■ **SOURCE DATA**
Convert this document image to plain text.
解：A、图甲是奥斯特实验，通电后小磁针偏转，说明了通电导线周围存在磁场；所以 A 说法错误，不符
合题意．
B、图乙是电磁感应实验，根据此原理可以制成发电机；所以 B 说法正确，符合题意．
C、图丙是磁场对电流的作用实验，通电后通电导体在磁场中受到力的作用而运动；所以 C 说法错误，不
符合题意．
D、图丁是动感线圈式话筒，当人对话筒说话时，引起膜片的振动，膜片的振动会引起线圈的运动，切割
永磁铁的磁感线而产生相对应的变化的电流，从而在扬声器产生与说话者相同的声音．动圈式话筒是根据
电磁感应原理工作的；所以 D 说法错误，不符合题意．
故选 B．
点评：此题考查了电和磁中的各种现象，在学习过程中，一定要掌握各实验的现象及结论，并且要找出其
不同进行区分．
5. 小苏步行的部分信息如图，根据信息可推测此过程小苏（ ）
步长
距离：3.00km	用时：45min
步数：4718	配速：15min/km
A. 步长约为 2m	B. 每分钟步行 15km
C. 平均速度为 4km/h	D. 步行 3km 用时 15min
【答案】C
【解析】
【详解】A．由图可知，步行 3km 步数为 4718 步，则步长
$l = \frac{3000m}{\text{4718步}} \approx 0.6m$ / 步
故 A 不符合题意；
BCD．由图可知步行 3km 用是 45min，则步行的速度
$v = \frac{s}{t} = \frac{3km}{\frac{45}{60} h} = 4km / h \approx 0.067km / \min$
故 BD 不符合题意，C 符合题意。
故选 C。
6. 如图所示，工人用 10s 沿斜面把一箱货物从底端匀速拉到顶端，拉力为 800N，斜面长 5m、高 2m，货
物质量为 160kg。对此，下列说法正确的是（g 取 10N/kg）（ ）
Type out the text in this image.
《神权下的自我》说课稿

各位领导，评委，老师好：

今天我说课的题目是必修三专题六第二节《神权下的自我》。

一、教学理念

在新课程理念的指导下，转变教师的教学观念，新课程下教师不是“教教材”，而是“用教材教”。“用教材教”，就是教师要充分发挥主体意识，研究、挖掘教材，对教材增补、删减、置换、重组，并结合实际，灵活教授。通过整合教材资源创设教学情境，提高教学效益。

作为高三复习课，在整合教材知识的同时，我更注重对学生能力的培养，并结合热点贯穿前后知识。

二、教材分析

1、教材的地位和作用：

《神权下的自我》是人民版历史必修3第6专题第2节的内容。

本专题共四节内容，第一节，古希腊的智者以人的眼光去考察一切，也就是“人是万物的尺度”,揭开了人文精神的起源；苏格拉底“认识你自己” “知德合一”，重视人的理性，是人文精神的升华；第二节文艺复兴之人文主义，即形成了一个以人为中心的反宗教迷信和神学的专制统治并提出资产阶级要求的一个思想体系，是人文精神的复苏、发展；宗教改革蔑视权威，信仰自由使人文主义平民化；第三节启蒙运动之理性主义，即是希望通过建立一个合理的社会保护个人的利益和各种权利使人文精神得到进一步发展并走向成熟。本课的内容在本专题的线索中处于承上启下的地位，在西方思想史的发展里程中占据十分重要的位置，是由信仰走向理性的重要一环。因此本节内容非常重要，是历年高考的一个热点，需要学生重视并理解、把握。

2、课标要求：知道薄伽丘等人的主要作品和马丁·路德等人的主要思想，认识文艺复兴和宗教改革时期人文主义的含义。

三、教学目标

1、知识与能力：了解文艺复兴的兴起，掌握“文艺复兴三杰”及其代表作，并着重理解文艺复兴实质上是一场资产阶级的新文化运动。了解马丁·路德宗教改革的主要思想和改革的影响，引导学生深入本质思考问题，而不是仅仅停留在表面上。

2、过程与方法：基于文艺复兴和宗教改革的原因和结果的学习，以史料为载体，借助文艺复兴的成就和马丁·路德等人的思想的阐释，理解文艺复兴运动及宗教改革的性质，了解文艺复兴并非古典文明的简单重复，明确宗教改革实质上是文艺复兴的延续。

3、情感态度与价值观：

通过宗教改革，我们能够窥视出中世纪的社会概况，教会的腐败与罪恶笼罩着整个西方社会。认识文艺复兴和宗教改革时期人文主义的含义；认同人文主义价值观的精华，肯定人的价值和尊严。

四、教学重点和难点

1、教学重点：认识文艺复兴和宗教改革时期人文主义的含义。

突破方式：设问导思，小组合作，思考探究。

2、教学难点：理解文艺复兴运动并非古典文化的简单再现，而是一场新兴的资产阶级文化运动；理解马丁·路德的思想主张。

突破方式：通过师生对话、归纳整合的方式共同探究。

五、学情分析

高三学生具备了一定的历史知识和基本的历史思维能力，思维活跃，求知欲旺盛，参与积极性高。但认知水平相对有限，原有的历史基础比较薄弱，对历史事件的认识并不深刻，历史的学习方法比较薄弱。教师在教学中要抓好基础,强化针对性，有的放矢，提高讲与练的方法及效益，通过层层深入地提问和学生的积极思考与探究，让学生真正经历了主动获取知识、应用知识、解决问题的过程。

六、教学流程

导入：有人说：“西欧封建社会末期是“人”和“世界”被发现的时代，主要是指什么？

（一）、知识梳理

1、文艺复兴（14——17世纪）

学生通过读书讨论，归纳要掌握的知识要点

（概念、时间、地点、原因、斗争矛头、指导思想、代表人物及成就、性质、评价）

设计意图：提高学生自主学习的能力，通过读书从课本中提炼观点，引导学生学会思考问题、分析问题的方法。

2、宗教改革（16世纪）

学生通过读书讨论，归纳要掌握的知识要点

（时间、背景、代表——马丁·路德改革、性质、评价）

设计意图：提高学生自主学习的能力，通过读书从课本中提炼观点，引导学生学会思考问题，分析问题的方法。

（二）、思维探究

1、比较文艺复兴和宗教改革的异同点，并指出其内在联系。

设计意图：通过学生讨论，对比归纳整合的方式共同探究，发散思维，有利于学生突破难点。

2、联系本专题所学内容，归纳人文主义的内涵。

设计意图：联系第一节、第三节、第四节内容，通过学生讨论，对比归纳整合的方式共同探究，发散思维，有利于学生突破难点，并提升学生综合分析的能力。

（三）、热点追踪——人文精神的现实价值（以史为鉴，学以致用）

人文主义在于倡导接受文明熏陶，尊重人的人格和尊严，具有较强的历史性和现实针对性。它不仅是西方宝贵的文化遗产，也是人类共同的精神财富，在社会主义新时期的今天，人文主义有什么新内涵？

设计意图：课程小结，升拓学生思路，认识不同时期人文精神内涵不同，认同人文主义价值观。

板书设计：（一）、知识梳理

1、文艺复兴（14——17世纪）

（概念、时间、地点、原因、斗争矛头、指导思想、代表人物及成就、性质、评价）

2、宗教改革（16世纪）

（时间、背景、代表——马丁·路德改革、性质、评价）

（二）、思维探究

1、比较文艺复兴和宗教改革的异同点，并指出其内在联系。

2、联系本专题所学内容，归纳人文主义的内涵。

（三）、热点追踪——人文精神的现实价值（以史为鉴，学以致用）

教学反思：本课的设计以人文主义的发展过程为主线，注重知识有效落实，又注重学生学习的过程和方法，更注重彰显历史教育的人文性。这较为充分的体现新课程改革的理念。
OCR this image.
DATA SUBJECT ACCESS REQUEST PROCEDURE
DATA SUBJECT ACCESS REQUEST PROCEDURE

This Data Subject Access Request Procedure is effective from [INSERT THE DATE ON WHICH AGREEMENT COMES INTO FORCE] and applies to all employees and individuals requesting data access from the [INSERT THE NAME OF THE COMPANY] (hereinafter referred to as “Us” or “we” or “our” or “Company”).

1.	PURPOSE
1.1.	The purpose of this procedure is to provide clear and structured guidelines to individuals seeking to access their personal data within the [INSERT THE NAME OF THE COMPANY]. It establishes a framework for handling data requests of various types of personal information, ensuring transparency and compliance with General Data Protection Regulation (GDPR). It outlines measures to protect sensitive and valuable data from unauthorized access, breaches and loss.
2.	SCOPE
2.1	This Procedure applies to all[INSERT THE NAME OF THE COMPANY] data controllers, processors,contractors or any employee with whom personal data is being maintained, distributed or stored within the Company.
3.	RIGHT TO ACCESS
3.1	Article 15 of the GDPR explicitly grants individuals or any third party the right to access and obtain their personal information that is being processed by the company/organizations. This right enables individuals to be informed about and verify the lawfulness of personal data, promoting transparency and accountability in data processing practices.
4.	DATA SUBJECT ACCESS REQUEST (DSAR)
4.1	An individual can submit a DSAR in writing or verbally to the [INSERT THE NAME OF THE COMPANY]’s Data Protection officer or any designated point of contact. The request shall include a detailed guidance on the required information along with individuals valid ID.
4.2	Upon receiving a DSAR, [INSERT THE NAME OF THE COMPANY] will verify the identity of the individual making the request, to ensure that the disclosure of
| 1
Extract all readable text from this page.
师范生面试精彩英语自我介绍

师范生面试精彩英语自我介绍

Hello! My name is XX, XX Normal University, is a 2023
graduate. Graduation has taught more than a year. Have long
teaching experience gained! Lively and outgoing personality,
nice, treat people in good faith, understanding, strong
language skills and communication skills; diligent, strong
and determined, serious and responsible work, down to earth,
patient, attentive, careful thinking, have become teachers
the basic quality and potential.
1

■ **TASK STATEMENT**
Show all lines in the entries above where the word "strong" appears.

■ **SOLUTION TO THIS PROBLEM**
nice, treat people in good faith, understanding, strong
language skills and communication skills; diligent, strong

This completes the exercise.